> _Problem to solve_
Quote the data lines from the one containing "Text: Scart Jack: Scart" through the one containing "Circle shape (145, 362, 168, 396)", both included, exactly as they appear.

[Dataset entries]

— begin —

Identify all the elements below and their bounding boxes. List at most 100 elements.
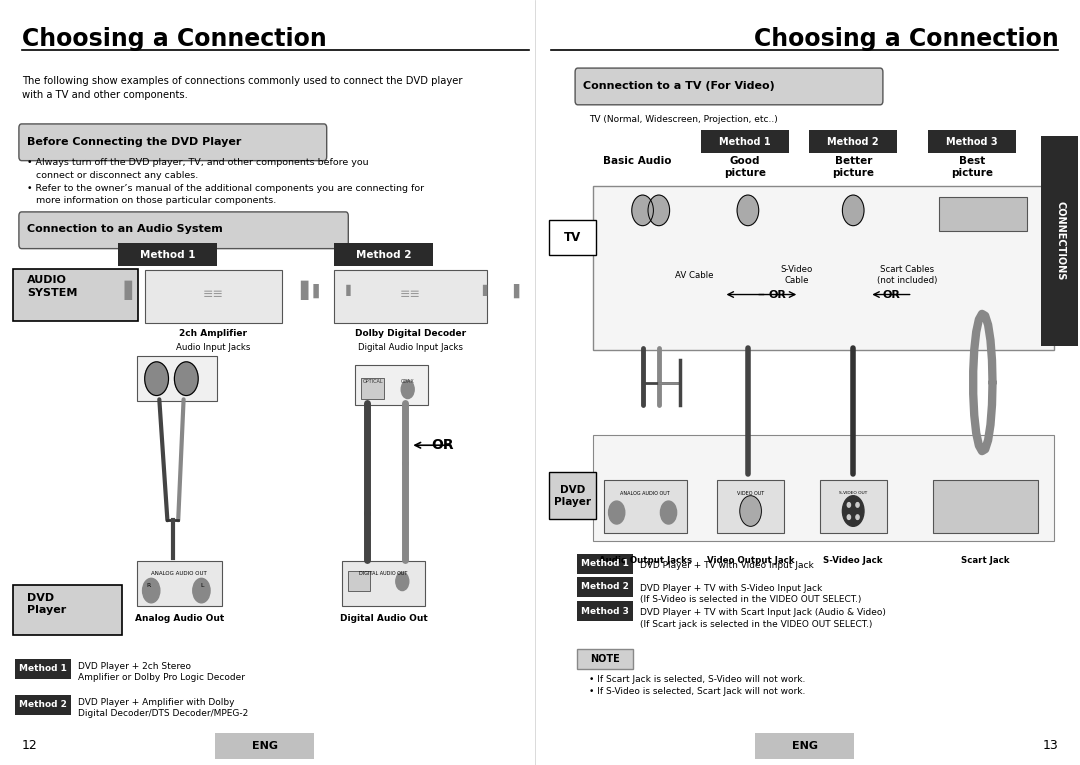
Text: Scart Jack: Scart Jack (961, 556, 1010, 565)
Text: CONNECTIONS: CONNECTIONS (1055, 201, 1065, 281)
FancyBboxPatch shape (577, 601, 633, 621)
FancyBboxPatch shape (145, 270, 282, 323)
Text: DVD Player + Amplifier with Dolby: DVD Player + Amplifier with Dolby (78, 698, 234, 707)
Text: NOTE: NOTE (590, 654, 620, 665)
Text: L: L (201, 583, 204, 588)
Text: Before Connecting the DVD Player: Before Connecting the DVD Player (27, 136, 241, 147)
FancyBboxPatch shape (577, 577, 633, 597)
Circle shape (848, 515, 851, 519)
FancyBboxPatch shape (939, 197, 1027, 231)
Circle shape (145, 362, 168, 396)
FancyBboxPatch shape (1041, 136, 1079, 346)
Text: ≡≡: ≡≡ (400, 288, 421, 301)
FancyBboxPatch shape (717, 480, 784, 533)
Circle shape (848, 503, 851, 507)
Text: Better
picture: Better picture (833, 156, 874, 178)
Text: R: R (147, 583, 150, 588)
Text: R: R (612, 503, 617, 509)
Text: Good
picture: Good picture (725, 156, 766, 178)
FancyBboxPatch shape (577, 554, 633, 574)
FancyBboxPatch shape (118, 243, 217, 266)
Text: Digital Decoder/DTS Decoder/MPEG-2: Digital Decoder/DTS Decoder/MPEG-2 (78, 709, 248, 718)
Text: DVD
Player: DVD Player (554, 484, 591, 507)
FancyBboxPatch shape (549, 472, 596, 519)
Circle shape (855, 503, 860, 507)
Text: OPTICAL: OPTICAL (362, 379, 383, 384)
FancyBboxPatch shape (19, 212, 348, 249)
FancyBboxPatch shape (928, 130, 1016, 153)
Circle shape (842, 195, 864, 226)
Text: Connection to an Audio System: Connection to an Audio System (27, 224, 222, 235)
Text: Method 2: Method 2 (355, 249, 411, 260)
FancyBboxPatch shape (136, 561, 222, 606)
Text: COAX: COAX (401, 379, 415, 384)
Text: S-Video
Cable: S-Video Cable (781, 265, 812, 285)
FancyBboxPatch shape (604, 480, 687, 533)
Circle shape (192, 578, 210, 603)
FancyBboxPatch shape (341, 561, 426, 606)
FancyBboxPatch shape (820, 480, 887, 533)
Text: Method 3: Method 3 (946, 136, 998, 147)
Text: Digital Audio Input Jacks: Digital Audio Input Jacks (357, 343, 463, 352)
Text: Amplifier or Dolby Pro Logic Decoder: Amplifier or Dolby Pro Logic Decoder (78, 673, 245, 682)
Text: DVD Player + TV with Scart Input Jack (Audio & Video): DVD Player + TV with Scart Input Jack (A… (639, 608, 886, 617)
Text: AUDIO
SYSTEM: AUDIO SYSTEM (27, 275, 78, 298)
Text: ANALOG AUDIO OUT: ANALOG AUDIO OUT (151, 571, 207, 576)
Text: DVD Player + TV with Video Input Jack: DVD Player + TV with Video Input Jack (639, 561, 813, 570)
Text: • Refer to the owner’s manual of the additional components you are connecting fo: • Refer to the owner’s manual of the add… (27, 184, 424, 205)
Text: Choosing a Connection: Choosing a Connection (754, 27, 1058, 50)
Circle shape (395, 572, 409, 591)
Text: VIDEO OUT: VIDEO OUT (737, 491, 765, 496)
FancyBboxPatch shape (755, 733, 854, 759)
FancyBboxPatch shape (362, 378, 384, 399)
FancyBboxPatch shape (576, 68, 883, 105)
FancyBboxPatch shape (549, 220, 596, 255)
Text: Best
picture: Best picture (951, 156, 993, 178)
FancyBboxPatch shape (809, 130, 897, 153)
Text: AV Cable: AV Cable (675, 271, 713, 280)
Text: Choosing a Connection: Choosing a Connection (22, 27, 326, 50)
Text: ANALOG AUDIO OUT: ANALOG AUDIO OUT (620, 491, 671, 496)
Text: Basic Audio: Basic Audio (603, 156, 672, 166)
FancyBboxPatch shape (15, 659, 71, 679)
Text: S-Video Jack: S-Video Jack (823, 556, 883, 565)
Text: TV: TV (564, 231, 581, 243)
Circle shape (660, 501, 676, 524)
Text: 12: 12 (22, 740, 38, 752)
FancyBboxPatch shape (15, 695, 71, 715)
FancyBboxPatch shape (215, 733, 314, 759)
Circle shape (842, 496, 864, 526)
FancyBboxPatch shape (701, 130, 789, 153)
Circle shape (632, 195, 653, 226)
FancyBboxPatch shape (933, 480, 1038, 533)
FancyBboxPatch shape (19, 124, 327, 161)
Text: • Always turn off the DVD player, TV, and other components before you
   connect: • Always turn off the DVD player, TV, an… (27, 158, 368, 180)
Text: Scart Cables
(not included): Scart Cables (not included) (877, 265, 937, 285)
Text: Digital Audio Out: Digital Audio Out (339, 614, 428, 623)
FancyBboxPatch shape (355, 365, 428, 405)
Text: Method 1: Method 1 (719, 136, 771, 147)
Text: (If Scart jack is selected in the VIDEO OUT SELECT.): (If Scart jack is selected in the VIDEO … (639, 620, 873, 629)
Text: ≡≡: ≡≡ (203, 288, 224, 301)
Circle shape (740, 496, 761, 526)
Text: Video Output Jack: Video Output Jack (706, 556, 795, 565)
FancyBboxPatch shape (136, 356, 217, 401)
Text: Method 2: Method 2 (581, 582, 629, 591)
Text: DVD
Player: DVD Player (27, 593, 66, 615)
Text: OR: OR (882, 289, 900, 300)
FancyBboxPatch shape (348, 571, 370, 591)
Text: L: L (671, 503, 674, 509)
Text: TV (Normal, Widescreen, Projection, etc..): TV (Normal, Widescreen, Projection, etc.… (589, 115, 778, 124)
Text: 13: 13 (1042, 740, 1058, 752)
Text: ▌: ▌ (300, 281, 315, 301)
Text: ENG: ENG (252, 741, 278, 751)
Text: DVD Player + 2ch Stereo: DVD Player + 2ch Stereo (78, 662, 191, 671)
Text: 2ch Amplifier: 2ch Amplifier (179, 329, 247, 338)
Text: Audio Input Jacks: Audio Input Jacks (176, 343, 251, 352)
Text: ▌: ▌ (513, 284, 524, 298)
Text: OR: OR (432, 438, 454, 452)
Text: Audio Output Jacks: Audio Output Jacks (598, 556, 692, 565)
Circle shape (402, 380, 415, 399)
Circle shape (855, 515, 860, 519)
Text: • If S-Video is selected, Scart Jack will not work.: • If S-Video is selected, Scart Jack wil… (589, 687, 805, 696)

— end —

> _The answer_
Text: Scart Jack: Scart Jack (961, 556, 1010, 565)
Text: CONNECTIONS: CONNECTIONS (1055, 201, 1065, 281)
FancyBboxPatch shape (577, 601, 633, 621)
FancyBboxPatch shape (145, 270, 282, 323)
Text: DVD Player + Amplifier with Dolby: DVD Player + Amplifier with Dolby (78, 698, 234, 707)
Text: NOTE: NOTE (590, 654, 620, 665)
Text: L: L (201, 583, 204, 588)
Text: Before Connecting the DVD Player: Before Connecting the DVD Player (27, 136, 241, 147)
FancyBboxPatch shape (577, 577, 633, 597)
Circle shape (848, 515, 851, 519)
FancyBboxPatch shape (939, 197, 1027, 231)
Circle shape (145, 362, 168, 396)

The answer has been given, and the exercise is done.